* BEGIN Record set *

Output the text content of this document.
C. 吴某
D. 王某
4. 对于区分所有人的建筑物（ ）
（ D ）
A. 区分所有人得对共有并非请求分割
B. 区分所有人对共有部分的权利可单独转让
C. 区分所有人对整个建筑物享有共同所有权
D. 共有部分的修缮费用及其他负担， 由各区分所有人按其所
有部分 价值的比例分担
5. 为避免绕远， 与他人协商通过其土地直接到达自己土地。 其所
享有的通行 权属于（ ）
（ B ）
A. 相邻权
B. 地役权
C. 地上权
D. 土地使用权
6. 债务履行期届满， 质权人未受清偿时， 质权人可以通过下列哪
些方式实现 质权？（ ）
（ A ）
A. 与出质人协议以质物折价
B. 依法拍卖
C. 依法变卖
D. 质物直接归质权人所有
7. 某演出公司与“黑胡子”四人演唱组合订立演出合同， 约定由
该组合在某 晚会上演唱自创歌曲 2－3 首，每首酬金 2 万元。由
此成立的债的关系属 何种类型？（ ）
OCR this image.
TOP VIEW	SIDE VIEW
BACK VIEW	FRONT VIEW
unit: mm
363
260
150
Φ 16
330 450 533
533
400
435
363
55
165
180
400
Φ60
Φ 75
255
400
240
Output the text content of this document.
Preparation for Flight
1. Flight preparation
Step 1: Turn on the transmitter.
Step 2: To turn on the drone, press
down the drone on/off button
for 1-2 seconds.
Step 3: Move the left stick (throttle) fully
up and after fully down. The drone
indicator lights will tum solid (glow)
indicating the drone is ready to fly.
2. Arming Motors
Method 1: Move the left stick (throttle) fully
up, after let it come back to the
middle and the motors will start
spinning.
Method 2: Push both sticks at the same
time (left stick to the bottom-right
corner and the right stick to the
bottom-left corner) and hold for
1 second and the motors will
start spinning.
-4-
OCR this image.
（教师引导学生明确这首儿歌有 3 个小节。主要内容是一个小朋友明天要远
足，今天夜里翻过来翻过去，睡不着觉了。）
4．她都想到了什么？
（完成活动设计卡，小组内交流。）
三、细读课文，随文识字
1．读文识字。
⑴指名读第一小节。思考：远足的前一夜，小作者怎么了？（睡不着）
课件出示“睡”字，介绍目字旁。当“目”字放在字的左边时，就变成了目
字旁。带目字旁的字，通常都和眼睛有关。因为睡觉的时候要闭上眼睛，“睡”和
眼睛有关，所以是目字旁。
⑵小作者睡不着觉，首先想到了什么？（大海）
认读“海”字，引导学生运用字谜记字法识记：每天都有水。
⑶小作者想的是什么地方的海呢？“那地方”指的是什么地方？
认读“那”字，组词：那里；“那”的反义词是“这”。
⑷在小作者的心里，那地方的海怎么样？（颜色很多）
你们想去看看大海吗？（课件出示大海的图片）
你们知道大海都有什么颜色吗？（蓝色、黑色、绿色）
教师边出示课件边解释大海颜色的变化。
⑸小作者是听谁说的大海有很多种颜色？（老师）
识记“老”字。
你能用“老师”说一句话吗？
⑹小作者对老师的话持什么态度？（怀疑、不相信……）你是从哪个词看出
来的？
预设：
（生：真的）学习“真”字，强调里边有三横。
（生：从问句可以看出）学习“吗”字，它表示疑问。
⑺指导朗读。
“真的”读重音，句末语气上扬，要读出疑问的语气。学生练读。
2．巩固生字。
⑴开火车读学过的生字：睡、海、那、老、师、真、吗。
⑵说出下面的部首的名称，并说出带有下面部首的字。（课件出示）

* END Record set *

Faithfully transcribe the whole of the data.

Output the text content of this document.
C. 吴某
D. 王某
4. 对于区分所有人的建筑物（ ）
（ D ）
A. 区分所有人得对共有并非请求分割
B. 区分所有人对共有部分的权利可单独转让
C. 区分所有人对整个建筑物享有共同所有权
D. 共有部分的修缮费用及其他负担， 由各区分所有人按其所
有部分 价值的比例分担
5. 为避免绕远， 与他人协商通过其土地直接到达自己土地。 其所
享有的通行 权属于（ ）
（ B ）
A. 相邻权
B. 地役权
C. 地上权
D. 土地使用权
6. 债务履行期届满， 质权人未受清偿时， 质权人可以通过下列哪
些方式实现 质权？（ ）
（ A ）
A. 与出质人协议以质物折价
B. 依法拍卖
C. 依法变卖
D. 质物直接归质权人所有
7. 某演出公司与“黑胡子”四人演唱组合订立演出合同， 约定由
该组合在某 晚会上演唱自创歌曲 2－3 首，每首酬金 2 万元。由
此成立的债的关系属 何种类型？（ ）
OCR this image.
TOP VIEW	SIDE VIEW
BACK VIEW	FRONT VIEW
unit: mm
363
260
150
Φ 16
330 450 533
533
400
435
363
55
165
180
400
Φ60
Φ 75
255
400
240
Output the text content of this document.
Preparation for Flight
1. Flight preparation
Step 1: Turn on the transmitter.
Step 2: To turn on the drone, press
down the drone on/off button
for 1-2 seconds.
Step 3: Move the left stick (throttle) fully
up and after fully down. The drone
indicator lights will tum solid (glow)
indicating the drone is ready to fly.
2. Arming Motors
Method 1: Move the left stick (throttle) fully
up, after let it come back to the
middle and the motors will start
spinning.
Method 2: Push both sticks at the same
time (left stick to the bottom-right
corner and the right stick to the
bottom-left corner) and hold for
1 second and the motors will
start spinning.
-4-
OCR this image.
（教师引导学生明确这首儿歌有 3 个小节。主要内容是一个小朋友明天要远
足，今天夜里翻过来翻过去，睡不着觉了。）
4．她都想到了什么？
（完成活动设计卡，小组内交流。）
三、细读课文，随文识字
1．读文识字。
⑴指名读第一小节。思考：远足的前一夜，小作者怎么了？（睡不着）
课件出示“睡”字，介绍目字旁。当“目”字放在字的左边时，就变成了目
字旁。带目字旁的字，通常都和眼睛有关。因为睡觉的时候要闭上眼睛，“睡”和
眼睛有关，所以是目字旁。
⑵小作者睡不着觉，首先想到了什么？（大海）
认读“海”字，引导学生运用字谜记字法识记：每天都有水。
⑶小作者想的是什么地方的海呢？“那地方”指的是什么地方？
认读“那”字，组词：那里；“那”的反义词是“这”。
⑷在小作者的心里，那地方的海怎么样？（颜色很多）
你们想去看看大海吗？（课件出示大海的图片）
你们知道大海都有什么颜色吗？（蓝色、黑色、绿色）
教师边出示课件边解释大海颜色的变化。
⑸小作者是听谁说的大海有很多种颜色？（老师）
识记“老”字。
你能用“老师”说一句话吗？
⑹小作者对老师的话持什么态度？（怀疑、不相信……）你是从哪个词看出
来的？
预设：
（生：真的）学习“真”字，强调里边有三横。
（生：从问句可以看出）学习“吗”字，它表示疑问。
⑺指导朗读。
“真的”读重音，句末语气上扬，要读出疑问的语气。学生练读。
2．巩固生字。
⑴开火车读学过的生字：睡、海、那、老、师、真、吗。
⑵说出下面的部首的名称，并说出带有下面部首的字。（课件出示）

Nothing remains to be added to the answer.